** Start of Records for this task **

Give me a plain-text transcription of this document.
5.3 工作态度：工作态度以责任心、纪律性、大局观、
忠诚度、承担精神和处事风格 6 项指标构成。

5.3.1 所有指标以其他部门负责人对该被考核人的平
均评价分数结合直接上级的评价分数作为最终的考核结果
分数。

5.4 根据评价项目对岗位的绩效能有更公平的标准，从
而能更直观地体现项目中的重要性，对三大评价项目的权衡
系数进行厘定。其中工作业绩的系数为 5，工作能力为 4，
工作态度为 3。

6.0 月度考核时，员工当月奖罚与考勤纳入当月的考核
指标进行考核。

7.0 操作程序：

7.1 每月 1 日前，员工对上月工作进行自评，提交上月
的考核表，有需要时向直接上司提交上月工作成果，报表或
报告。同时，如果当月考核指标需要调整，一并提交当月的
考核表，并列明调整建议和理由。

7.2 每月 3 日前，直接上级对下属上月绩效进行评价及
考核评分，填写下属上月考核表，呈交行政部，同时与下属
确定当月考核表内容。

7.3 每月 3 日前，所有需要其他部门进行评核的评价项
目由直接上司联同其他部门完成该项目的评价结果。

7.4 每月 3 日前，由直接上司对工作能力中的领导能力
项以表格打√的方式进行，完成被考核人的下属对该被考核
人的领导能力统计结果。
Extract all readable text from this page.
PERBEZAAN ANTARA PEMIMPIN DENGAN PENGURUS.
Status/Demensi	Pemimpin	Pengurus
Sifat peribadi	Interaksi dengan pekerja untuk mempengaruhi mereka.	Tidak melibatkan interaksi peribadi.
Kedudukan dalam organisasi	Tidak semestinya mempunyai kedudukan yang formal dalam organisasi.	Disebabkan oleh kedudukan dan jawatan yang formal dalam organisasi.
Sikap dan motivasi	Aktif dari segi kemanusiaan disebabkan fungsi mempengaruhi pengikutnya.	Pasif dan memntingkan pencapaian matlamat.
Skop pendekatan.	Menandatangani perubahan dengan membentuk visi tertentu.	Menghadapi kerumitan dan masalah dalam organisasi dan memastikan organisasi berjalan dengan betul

** End of Records for this task **

_Task prompt:_
Provide the number of lines containing the string "text", with no other output.

_The reply:_
2